#### Rows
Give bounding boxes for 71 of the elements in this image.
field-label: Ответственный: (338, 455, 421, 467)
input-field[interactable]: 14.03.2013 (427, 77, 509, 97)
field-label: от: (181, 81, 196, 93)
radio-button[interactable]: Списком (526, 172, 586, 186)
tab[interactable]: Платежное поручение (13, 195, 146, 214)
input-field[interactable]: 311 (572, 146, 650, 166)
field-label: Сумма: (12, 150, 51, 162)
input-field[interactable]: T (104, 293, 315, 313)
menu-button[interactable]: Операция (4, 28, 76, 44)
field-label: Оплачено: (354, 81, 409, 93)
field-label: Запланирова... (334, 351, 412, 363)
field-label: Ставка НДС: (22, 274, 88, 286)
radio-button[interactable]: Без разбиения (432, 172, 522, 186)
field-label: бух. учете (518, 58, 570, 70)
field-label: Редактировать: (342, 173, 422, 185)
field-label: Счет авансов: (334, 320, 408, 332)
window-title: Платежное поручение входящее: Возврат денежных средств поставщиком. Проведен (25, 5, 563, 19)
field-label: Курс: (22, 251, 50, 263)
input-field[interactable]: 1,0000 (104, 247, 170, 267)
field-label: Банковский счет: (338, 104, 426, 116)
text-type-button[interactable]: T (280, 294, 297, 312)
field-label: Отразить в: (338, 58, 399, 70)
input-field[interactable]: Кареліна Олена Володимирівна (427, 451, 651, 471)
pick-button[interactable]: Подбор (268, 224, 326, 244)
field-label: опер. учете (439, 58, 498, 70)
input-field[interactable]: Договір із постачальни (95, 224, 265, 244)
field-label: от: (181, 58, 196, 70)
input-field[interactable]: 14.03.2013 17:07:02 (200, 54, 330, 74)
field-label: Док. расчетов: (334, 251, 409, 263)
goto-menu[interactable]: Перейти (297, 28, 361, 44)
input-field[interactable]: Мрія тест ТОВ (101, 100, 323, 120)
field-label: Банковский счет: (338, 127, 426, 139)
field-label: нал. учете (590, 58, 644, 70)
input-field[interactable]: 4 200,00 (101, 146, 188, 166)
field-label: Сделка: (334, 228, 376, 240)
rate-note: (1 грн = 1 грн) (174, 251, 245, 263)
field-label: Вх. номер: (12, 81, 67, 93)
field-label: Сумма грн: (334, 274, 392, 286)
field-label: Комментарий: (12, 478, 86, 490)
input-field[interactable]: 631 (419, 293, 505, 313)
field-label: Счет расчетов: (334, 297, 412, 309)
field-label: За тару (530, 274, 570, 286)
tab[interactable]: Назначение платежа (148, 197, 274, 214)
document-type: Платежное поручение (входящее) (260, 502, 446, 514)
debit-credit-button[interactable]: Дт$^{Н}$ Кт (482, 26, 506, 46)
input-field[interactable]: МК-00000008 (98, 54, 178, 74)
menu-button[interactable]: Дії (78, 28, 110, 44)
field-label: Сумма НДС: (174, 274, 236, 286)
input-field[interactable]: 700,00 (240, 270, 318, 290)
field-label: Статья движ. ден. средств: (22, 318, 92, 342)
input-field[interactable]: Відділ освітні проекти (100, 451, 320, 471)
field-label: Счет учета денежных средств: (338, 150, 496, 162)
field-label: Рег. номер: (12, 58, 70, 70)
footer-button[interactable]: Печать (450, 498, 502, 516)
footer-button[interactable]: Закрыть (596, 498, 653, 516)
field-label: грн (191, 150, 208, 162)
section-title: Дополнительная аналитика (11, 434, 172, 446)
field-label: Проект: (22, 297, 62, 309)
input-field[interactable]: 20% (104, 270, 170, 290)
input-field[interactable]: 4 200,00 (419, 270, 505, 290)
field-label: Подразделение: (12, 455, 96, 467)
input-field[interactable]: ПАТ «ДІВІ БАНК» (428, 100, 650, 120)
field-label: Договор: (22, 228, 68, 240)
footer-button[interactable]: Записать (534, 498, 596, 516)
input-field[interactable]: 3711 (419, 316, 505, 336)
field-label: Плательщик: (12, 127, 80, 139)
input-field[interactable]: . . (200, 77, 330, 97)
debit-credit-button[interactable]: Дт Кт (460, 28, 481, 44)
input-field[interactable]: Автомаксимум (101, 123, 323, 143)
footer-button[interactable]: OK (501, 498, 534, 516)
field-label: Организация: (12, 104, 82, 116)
########
▶ Task statement:
Copy out the data above line for line, keeping every character unchanged.

▶ Exercise answer:
Give bounding boxes for 71 of the elements in this image.
field-label: Ответственный: (338, 455, 421, 467)
input-field[interactable]: 14.03.2013 (427, 77, 509, 97)
field-label: от: (181, 81, 196, 93)
radio-button[interactable]: Списком (526, 172, 586, 186)
tab[interactable]: Платежное поручение (13, 195, 146, 214)
input-field[interactable]: 311 (572, 146, 650, 166)
field-label: Сумма: (12, 150, 51, 162)
input-field[interactable]: T (104, 293, 315, 313)
menu-button[interactable]: Операция (4, 28, 76, 44)
field-label: Оплачено: (354, 81, 409, 93)
field-label: Запланирова... (334, 351, 412, 363)
field-label: Ставка НДС: (22, 274, 88, 286)
radio-button[interactable]: Без разбиения (432, 172, 522, 186)
field-label: бух. учете (518, 58, 570, 70)
field-label: Редактировать: (342, 173, 422, 185)
field-label: Счет авансов: (334, 320, 408, 332)
window-title: Платежное поручение входящее: Возврат денежных средств поставщиком. Проведен (25, 5, 563, 19)
field-label: Курс: (22, 251, 50, 263)
input-field[interactable]: 1,0000 (104, 247, 170, 267)
field-label: Банковский счет: (338, 104, 426, 116)
text-type-button[interactable]: T (280, 294, 297, 312)
field-label: Отразить в: (338, 58, 399, 70)
input-field[interactable]: Кареліна Олена Володимирівна (427, 451, 651, 471)
pick-button[interactable]: Подбор (268, 224, 326, 244)
field-label: опер. учете (439, 58, 498, 70)
input-field[interactable]: Договір із постачальни (95, 224, 265, 244)
field-label: от: (181, 58, 196, 70)
input-field[interactable]: 14.03.2013 17:07:02 (200, 54, 330, 74)
field-label: Док. расчетов: (334, 251, 409, 263)
goto-menu[interactable]: Перейти (297, 28, 361, 44)
input-field[interactable]: Мрія тест ТОВ (101, 100, 323, 120)
field-label: Банковский счет: (338, 127, 426, 139)
field-label: нал. учете (590, 58, 644, 70)
input-field[interactable]: 4 200,00 (101, 146, 188, 166)
field-label: Сделка: (334, 228, 376, 240)
rate-note: (1 грн = 1 грн) (174, 251, 245, 263)
field-label: Вх. номер: (12, 81, 67, 93)
field-label: Сумма грн: (334, 274, 392, 286)
field-label: Комментарий: (12, 478, 86, 490)
input-field[interactable]: 631 (419, 293, 505, 313)
field-label: Счет расчетов: (334, 297, 412, 309)
field-label: За тару (530, 274, 570, 286)
tab[interactable]: Назначение платежа (148, 197, 274, 214)
document-type: Платежное поручение (входящее) (260, 502, 446, 514)
debit-credit-button[interactable]: Дт$^{Н}$ Кт (482, 26, 506, 46)
input-field[interactable]: МК-00000008 (98, 54, 178, 74)
menu-button[interactable]: Дії (78, 28, 110, 44)
field-label: Сумма НДС: (174, 274, 236, 286)
input-field[interactable]: 700,00 (240, 270, 318, 290)
field-label: Статья движ. ден. средств: (22, 318, 92, 342)
input-field[interactable]: Відділ освітні проекти (100, 451, 320, 471)
field-label: Счет учета денежных средств: (338, 150, 496, 162)
field-label: Рег. номер: (12, 58, 70, 70)
footer-button[interactable]: Печать (450, 498, 502, 516)
footer-button[interactable]: Закрыть (596, 498, 653, 516)
field-label: грн (191, 150, 208, 162)
section-title: Дополнительная аналитика (11, 434, 172, 446)
field-label: Проект: (22, 297, 62, 309)
input-field[interactable]: 20% (104, 270, 170, 290)
input-field[interactable]: 4 200,00 (419, 270, 505, 290)
field-label: Подразделение: (12, 455, 96, 467)
input-field[interactable]: ПАТ «ДІВІ БАНК» (428, 100, 650, 120)
field-label: Договор: (22, 228, 68, 240)
footer-button[interactable]: Записать (534, 498, 596, 516)
input-field[interactable]: 3711 (419, 316, 505, 336)
field-label: Плательщик: (12, 127, 80, 139)
input-field[interactable]: . . (200, 77, 330, 97)
debit-credit-button[interactable]: Дт Кт (460, 28, 481, 44)
input-field[interactable]: Автомаксимум (101, 123, 323, 143)
footer-button[interactable]: OK (501, 498, 534, 516)
field-label: Организация: (12, 104, 82, 116)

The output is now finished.